Goal
Gather each line of the entries below that includes "color".
____________________
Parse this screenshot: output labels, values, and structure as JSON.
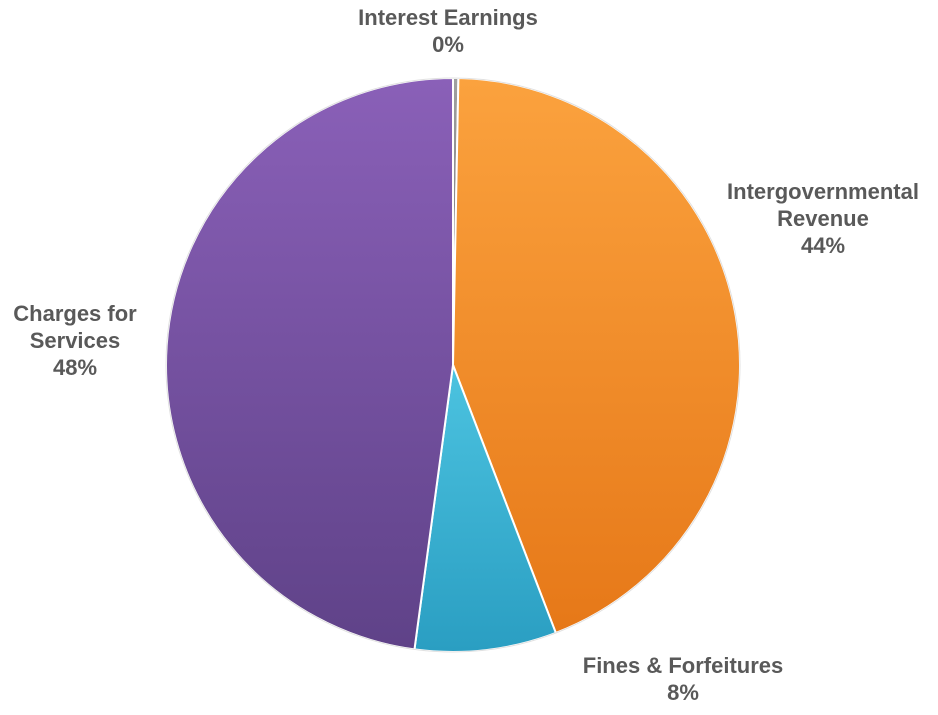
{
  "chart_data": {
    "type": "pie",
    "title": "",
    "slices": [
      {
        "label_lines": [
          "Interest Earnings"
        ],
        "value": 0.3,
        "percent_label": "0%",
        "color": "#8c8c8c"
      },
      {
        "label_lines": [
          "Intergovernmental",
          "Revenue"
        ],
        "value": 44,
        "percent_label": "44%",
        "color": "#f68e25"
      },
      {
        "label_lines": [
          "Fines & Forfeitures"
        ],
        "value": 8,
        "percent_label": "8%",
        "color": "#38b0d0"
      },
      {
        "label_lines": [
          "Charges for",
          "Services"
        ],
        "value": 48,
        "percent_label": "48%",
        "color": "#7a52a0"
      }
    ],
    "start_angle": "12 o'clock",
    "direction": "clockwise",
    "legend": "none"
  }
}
____________________
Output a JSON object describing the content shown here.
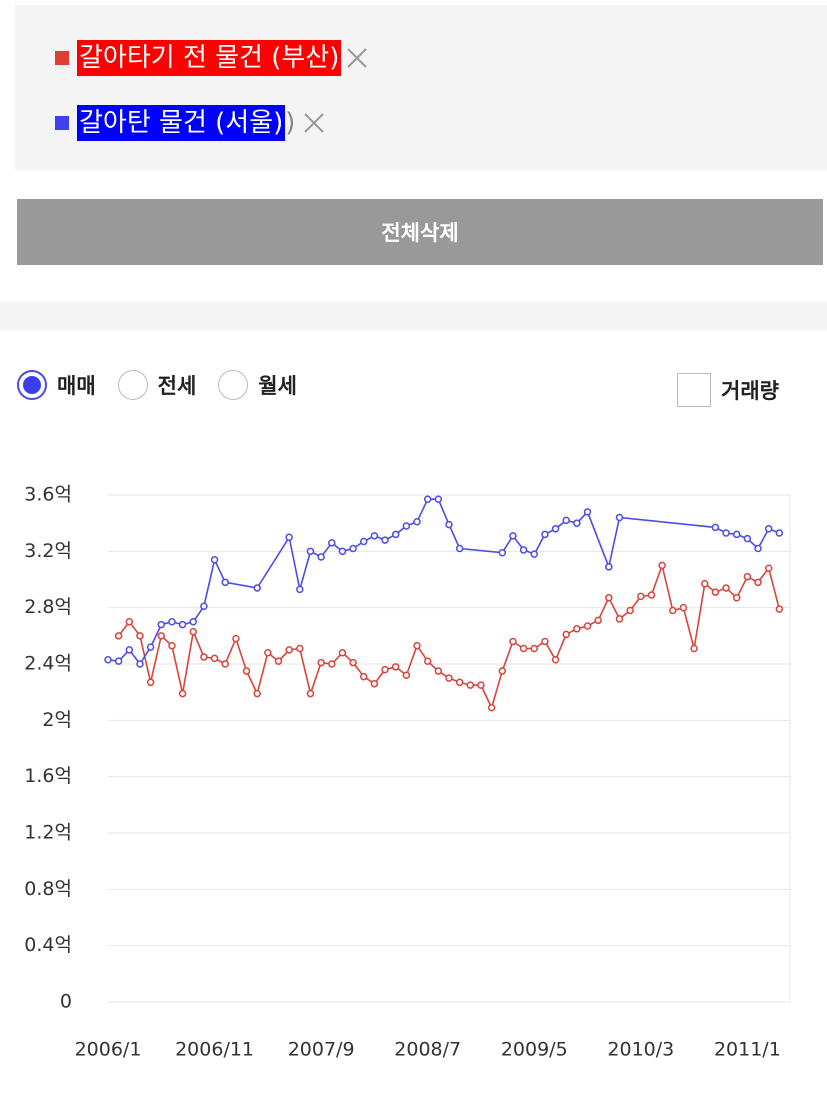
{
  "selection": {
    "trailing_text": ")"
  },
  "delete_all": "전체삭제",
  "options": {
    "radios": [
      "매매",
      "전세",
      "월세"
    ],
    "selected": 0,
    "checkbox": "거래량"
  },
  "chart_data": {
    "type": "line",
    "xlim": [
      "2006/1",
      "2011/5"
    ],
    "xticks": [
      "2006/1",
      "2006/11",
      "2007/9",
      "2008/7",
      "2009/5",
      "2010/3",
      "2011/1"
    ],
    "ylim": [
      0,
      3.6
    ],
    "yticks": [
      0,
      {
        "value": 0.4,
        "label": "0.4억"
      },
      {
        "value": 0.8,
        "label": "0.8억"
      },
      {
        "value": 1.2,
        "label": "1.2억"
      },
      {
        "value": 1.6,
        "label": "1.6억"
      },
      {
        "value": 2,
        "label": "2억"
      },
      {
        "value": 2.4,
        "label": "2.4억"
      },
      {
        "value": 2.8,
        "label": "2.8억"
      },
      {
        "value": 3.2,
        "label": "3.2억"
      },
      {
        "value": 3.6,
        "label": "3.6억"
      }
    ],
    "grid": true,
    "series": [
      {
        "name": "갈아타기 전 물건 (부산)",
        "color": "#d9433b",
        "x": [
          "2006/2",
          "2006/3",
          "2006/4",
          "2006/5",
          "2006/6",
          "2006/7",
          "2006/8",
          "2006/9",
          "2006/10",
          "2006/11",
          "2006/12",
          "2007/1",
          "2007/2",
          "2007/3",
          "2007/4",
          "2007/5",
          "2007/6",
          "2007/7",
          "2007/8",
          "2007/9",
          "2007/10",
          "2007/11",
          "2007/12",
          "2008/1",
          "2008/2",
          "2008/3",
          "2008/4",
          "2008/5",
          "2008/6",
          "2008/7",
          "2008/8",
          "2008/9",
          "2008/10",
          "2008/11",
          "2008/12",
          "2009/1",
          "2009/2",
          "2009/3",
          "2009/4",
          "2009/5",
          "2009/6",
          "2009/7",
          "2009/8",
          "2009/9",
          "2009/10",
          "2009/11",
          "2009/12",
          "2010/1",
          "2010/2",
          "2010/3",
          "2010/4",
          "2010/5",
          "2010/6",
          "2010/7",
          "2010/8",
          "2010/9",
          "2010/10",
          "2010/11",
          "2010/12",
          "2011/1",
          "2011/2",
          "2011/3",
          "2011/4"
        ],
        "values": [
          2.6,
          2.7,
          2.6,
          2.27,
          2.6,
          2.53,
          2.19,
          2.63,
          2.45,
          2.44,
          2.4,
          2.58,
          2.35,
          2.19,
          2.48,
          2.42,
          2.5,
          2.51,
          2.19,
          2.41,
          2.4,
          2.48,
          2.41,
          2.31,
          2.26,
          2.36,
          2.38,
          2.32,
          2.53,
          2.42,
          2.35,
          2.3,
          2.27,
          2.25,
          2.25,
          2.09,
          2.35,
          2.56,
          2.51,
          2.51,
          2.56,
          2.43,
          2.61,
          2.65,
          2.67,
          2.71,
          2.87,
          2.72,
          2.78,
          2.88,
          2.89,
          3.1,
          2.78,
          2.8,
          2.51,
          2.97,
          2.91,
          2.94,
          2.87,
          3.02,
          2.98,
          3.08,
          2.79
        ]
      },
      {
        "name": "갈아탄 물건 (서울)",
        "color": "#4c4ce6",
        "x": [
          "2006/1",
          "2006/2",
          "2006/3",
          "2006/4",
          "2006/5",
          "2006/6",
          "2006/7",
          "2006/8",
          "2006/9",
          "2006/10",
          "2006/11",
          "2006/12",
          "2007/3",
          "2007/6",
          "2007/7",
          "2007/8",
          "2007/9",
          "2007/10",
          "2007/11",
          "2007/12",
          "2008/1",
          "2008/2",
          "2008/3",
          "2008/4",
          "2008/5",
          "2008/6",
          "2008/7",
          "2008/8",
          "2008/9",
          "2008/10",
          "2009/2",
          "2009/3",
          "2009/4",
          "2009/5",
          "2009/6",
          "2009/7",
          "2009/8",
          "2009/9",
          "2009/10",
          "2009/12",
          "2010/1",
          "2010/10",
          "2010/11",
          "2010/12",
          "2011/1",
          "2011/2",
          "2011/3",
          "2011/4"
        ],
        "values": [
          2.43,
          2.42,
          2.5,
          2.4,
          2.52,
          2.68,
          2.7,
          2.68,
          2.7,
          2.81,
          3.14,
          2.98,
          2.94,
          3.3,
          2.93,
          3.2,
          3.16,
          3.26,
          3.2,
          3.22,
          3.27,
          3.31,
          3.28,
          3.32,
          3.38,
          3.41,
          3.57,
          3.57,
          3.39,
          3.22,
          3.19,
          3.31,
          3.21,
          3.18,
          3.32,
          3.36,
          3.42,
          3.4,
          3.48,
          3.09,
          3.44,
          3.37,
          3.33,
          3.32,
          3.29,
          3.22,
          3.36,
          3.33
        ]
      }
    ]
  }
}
____________________
Written solution
        "color": "#8c8c8c"
        "color": "#f68e25"
        "color": "#38b0d0"
        "color": "#7a52a0"
        "color": "#d9433b",
        "color": "#4c4ce6",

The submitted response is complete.